## [WHAT YOU HAVE TO DO]
The entries below should be quoted exactly, with no pictures carried over.

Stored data
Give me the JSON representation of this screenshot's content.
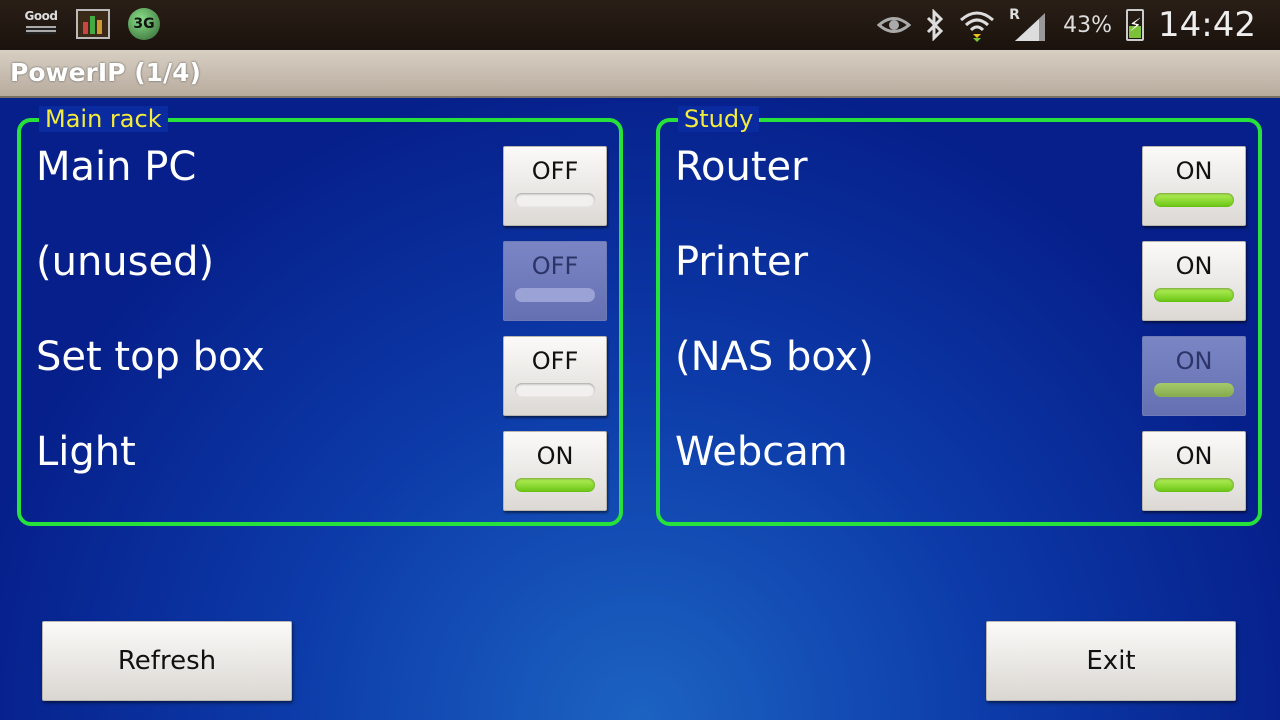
{
  "status_bar": {
    "good_label": "Good",
    "network_label": "3G",
    "roaming_label": "R",
    "battery_percent": "43%",
    "battery_level": 0.43,
    "time": "14:42",
    "icons": [
      "good-icon",
      "chart-icon",
      "3g-icon",
      "eye-icon",
      "bluetooth-icon",
      "wifi-icon",
      "signal-icon",
      "battery-icon"
    ]
  },
  "app": {
    "title": "PowerIP (1/4)"
  },
  "groups": [
    {
      "title": "Main rack",
      "items": [
        {
          "label": "Main PC",
          "state": "OFF",
          "enabled": true
        },
        {
          "label": "(unused)",
          "state": "OFF",
          "enabled": false
        },
        {
          "label": "Set top box",
          "state": "OFF",
          "enabled": true
        },
        {
          "label": "Light",
          "state": "ON",
          "enabled": true
        }
      ]
    },
    {
      "title": "Study",
      "items": [
        {
          "label": "Router",
          "state": "ON",
          "enabled": true
        },
        {
          "label": "Printer",
          "state": "ON",
          "enabled": true
        },
        {
          "label": "(NAS box)",
          "state": "ON",
          "enabled": false
        },
        {
          "label": "Webcam",
          "state": "ON",
          "enabled": true
        }
      ]
    }
  ],
  "buttons": {
    "refresh": "Refresh",
    "exit": "Exit"
  },
  "colors": {
    "group_border": "#27e23a",
    "group_title": "#f4ec3a",
    "on_indicator": "#69c413"
  }
}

## [RESPONSE TO THIS TASK]
Give me the JSON representation of this screenshot's content.
{
  "status_bar": {
    "good_label": "Good",
    "network_label": "3G",
    "roaming_label": "R",
    "battery_percent": "43%",
    "battery_level": 0.43,
    "time": "14:42",
    "icons": [
      "good-icon",
      "chart-icon",
      "3g-icon",
      "eye-icon",
      "bluetooth-icon",
      "wifi-icon",
      "signal-icon",
      "battery-icon"
    ]
  },
  "app": {
    "title": "PowerIP (1/4)"
  },
  "groups": [
    {
      "title": "Main rack",
      "items": [
        {
          "label": "Main PC",
          "state": "OFF",
          "enabled": true
        },
        {
          "label": "(unused)",
          "state": "OFF",
          "enabled": false
        },
        {
          "label": "Set top box",
          "state": "OFF",
          "enabled": true
        },
        {
          "label": "Light",
          "state": "ON",
          "enabled": true
        }
      ]
    },
    {
      "title": "Study",
      "items": [
        {
          "label": "Router",
          "state": "ON",
          "enabled": true
        },
        {
          "label": "Printer",
          "state": "ON",
          "enabled": true
        },
        {
          "label": "(NAS box)",
          "state": "ON",
          "enabled": false
        },
        {
          "label": "Webcam",
          "state": "ON",
          "enabled": true
        }
      ]
    }
  ],
  "buttons": {
    "refresh": "Refresh",
    "exit": "Exit"
  },
  "colors": {
    "group_border": "#27e23a",
    "group_title": "#f4ec3a",
    "on_indicator": "#69c413"
  }
}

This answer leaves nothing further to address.